# The task
Scan the data below. Pull out each line where "оказания" occurs.

# Provided records
+ + +
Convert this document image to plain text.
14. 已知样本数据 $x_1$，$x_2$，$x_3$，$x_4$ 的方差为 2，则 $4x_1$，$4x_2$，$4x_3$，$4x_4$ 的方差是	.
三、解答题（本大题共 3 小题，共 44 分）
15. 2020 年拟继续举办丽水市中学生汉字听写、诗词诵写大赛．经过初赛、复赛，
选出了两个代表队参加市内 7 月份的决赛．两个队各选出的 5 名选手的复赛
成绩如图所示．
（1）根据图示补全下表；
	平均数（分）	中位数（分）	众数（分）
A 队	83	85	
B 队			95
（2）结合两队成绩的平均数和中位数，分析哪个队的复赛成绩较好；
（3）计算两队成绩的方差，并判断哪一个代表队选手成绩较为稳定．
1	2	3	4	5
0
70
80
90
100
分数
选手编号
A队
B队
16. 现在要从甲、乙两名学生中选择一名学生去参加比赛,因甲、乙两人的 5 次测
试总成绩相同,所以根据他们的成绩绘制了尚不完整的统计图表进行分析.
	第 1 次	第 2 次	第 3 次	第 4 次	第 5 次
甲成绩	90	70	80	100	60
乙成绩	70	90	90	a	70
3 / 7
+ + +
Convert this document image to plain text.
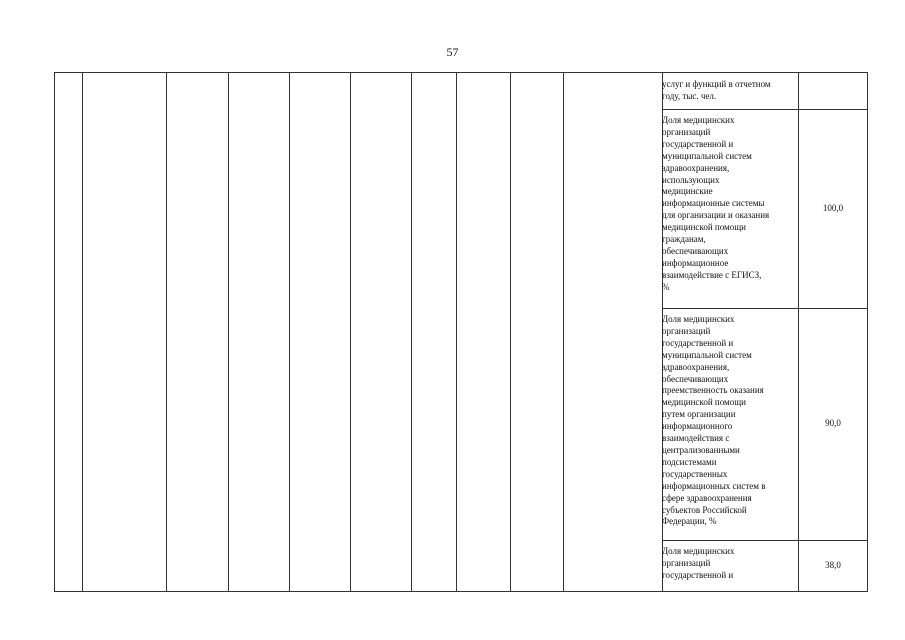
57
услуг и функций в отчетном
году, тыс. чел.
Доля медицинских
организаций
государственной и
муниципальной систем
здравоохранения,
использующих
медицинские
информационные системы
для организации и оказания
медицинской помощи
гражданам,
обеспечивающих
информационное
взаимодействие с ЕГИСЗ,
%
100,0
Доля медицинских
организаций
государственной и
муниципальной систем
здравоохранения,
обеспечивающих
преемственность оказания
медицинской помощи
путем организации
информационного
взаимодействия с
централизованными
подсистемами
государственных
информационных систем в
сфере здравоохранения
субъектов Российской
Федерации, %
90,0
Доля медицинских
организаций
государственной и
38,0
+ + +
# Output of the exercise
для организации и оказания
преемственность оказания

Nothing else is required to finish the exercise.